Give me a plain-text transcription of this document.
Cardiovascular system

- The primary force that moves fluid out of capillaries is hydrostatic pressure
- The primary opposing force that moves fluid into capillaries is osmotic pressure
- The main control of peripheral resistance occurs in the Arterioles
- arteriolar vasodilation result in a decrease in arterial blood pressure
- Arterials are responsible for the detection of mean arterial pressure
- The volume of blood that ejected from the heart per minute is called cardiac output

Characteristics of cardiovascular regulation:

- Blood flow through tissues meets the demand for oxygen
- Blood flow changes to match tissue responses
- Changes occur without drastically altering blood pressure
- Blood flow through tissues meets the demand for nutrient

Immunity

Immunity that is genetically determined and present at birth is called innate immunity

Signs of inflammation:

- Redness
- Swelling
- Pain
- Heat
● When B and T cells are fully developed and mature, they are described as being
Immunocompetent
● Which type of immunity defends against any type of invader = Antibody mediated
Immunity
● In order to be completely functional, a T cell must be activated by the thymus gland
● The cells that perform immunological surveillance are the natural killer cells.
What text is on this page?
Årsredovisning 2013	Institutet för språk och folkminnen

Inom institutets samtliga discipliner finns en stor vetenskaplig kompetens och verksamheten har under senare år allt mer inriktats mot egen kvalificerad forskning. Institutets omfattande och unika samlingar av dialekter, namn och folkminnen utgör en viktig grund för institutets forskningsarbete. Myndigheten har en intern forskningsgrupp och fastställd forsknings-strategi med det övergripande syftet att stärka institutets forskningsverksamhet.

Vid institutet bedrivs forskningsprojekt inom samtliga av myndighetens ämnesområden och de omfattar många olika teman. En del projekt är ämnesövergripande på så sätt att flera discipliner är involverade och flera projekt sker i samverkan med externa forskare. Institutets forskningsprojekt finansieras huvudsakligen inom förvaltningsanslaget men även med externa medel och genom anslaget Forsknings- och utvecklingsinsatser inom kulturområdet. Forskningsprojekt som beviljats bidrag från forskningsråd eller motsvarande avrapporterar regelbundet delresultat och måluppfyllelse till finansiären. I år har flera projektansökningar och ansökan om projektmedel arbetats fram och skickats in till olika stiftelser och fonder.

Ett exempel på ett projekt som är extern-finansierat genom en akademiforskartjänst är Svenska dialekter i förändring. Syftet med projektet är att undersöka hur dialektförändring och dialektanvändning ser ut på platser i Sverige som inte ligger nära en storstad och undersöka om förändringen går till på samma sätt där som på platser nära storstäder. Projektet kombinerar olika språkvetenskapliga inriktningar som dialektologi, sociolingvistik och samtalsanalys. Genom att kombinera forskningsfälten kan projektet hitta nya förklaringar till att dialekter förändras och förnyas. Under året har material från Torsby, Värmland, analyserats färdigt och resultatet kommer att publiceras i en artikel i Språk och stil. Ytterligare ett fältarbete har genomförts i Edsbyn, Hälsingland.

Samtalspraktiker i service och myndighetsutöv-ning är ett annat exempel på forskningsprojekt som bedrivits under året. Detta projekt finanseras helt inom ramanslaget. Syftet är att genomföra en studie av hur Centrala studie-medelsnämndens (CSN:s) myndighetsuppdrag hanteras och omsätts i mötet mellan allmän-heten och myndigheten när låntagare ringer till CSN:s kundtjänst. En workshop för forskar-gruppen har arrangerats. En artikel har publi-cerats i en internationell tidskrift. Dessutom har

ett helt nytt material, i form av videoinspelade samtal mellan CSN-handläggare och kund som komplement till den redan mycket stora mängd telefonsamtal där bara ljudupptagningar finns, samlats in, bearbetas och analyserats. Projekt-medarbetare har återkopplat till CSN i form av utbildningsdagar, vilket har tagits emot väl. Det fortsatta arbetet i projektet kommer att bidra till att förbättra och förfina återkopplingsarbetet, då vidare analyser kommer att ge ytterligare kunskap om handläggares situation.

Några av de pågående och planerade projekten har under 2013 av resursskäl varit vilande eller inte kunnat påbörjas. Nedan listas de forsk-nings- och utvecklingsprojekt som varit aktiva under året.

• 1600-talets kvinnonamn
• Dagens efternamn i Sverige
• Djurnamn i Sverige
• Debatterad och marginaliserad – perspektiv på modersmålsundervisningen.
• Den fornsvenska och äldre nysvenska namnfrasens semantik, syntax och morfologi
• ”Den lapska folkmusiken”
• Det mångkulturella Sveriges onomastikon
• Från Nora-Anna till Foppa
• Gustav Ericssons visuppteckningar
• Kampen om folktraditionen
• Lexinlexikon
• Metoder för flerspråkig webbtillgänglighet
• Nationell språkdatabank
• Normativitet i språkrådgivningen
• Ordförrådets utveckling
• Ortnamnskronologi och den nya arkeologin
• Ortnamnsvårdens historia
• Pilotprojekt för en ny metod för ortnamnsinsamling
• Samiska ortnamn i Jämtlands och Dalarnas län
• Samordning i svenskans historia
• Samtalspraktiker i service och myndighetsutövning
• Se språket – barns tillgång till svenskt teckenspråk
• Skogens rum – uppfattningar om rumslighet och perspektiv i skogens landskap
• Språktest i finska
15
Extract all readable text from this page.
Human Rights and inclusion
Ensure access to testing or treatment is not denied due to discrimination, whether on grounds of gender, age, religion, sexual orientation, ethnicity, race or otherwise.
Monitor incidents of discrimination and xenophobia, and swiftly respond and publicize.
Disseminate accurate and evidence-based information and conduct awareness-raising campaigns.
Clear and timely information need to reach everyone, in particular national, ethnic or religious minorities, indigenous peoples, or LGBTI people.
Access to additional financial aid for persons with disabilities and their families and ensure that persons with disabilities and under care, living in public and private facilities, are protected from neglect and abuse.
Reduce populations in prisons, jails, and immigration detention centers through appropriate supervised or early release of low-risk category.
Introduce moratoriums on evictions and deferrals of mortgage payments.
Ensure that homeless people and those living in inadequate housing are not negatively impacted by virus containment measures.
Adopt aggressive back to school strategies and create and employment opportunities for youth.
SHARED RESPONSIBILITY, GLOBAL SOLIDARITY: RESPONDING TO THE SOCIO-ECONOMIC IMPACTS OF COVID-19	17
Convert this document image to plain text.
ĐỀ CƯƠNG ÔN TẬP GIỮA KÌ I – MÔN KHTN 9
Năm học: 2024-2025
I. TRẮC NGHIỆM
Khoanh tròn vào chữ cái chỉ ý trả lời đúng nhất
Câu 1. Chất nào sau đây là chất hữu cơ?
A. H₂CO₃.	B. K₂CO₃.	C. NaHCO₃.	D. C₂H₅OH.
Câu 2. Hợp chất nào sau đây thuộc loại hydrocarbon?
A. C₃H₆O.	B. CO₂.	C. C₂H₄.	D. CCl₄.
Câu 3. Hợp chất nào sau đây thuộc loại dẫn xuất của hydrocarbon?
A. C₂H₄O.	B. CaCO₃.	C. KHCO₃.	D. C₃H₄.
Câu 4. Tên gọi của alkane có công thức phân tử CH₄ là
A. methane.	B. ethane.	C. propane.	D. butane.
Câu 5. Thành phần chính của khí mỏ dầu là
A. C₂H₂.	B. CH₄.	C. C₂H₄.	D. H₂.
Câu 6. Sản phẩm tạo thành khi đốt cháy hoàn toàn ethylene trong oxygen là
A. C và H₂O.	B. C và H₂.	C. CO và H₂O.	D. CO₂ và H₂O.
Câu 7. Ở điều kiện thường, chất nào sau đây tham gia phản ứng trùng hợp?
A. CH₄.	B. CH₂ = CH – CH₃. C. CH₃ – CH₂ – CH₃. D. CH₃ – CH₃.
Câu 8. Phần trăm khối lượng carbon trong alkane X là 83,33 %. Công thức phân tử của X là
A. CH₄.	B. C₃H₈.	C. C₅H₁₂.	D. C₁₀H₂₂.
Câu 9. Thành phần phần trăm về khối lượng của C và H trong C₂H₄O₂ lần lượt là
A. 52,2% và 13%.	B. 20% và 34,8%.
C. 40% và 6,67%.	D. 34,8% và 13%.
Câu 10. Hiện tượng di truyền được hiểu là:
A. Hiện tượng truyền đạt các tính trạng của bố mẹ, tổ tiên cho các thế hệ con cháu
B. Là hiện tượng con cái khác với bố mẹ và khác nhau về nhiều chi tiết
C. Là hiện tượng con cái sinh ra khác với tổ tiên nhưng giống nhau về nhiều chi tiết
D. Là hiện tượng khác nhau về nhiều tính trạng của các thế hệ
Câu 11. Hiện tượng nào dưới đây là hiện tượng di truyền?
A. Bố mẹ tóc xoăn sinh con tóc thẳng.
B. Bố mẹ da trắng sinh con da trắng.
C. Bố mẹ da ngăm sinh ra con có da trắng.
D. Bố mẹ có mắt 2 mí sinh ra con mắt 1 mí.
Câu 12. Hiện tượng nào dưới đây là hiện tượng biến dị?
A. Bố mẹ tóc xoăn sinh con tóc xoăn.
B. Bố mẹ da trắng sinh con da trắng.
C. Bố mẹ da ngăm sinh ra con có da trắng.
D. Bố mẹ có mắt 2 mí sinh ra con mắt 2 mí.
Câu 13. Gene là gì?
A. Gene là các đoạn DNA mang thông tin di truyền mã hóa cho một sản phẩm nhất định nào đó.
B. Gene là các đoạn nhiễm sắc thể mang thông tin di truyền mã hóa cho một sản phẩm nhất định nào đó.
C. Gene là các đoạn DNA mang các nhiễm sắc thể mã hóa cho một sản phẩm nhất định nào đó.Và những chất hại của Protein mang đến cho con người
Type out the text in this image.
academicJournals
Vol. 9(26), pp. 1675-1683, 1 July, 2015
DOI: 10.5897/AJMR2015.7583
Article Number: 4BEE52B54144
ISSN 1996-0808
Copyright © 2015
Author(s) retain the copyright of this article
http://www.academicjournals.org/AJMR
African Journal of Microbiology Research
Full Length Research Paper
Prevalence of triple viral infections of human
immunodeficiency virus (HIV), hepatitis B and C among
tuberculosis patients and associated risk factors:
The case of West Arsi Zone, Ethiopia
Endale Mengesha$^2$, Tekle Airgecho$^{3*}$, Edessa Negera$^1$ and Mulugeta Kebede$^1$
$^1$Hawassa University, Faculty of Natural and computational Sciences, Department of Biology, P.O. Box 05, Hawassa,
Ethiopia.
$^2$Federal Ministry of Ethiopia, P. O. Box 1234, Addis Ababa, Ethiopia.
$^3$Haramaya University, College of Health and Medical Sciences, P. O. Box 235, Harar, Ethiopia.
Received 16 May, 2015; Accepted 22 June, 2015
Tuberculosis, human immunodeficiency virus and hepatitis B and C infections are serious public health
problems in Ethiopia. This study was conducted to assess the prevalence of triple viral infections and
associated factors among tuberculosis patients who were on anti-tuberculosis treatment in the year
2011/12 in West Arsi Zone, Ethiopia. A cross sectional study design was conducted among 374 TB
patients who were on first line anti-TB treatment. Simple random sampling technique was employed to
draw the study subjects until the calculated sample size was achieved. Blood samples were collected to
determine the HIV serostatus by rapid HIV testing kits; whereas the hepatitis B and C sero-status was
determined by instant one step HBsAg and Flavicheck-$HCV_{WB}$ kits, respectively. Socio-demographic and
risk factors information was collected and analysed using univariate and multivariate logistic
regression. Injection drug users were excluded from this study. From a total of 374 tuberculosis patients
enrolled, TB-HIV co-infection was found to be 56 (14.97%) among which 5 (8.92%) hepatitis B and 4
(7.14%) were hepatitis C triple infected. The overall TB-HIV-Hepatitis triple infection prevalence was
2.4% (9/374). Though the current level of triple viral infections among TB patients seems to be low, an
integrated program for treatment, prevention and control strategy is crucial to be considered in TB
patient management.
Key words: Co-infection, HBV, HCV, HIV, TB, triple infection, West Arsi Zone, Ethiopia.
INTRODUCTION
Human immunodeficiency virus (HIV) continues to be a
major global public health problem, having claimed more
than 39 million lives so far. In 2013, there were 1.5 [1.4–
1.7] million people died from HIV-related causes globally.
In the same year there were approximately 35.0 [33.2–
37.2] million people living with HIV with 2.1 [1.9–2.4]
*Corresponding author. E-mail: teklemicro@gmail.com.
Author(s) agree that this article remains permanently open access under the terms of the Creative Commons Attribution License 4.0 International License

* _Brief_
Please copy every line from the entries that includes the word "living".

* _Problem solution_
Access to additional financial aid for persons with disabilities and their families and ensure that persons with disabilities and under care, living in public and private facilities, are protected from neglect and abuse.
Ensure that homeless people and those living in inadequate housing are not negatively impacted by virus containment measures.
37.2] million people living with HIV with 2.1 [1.9–2.4]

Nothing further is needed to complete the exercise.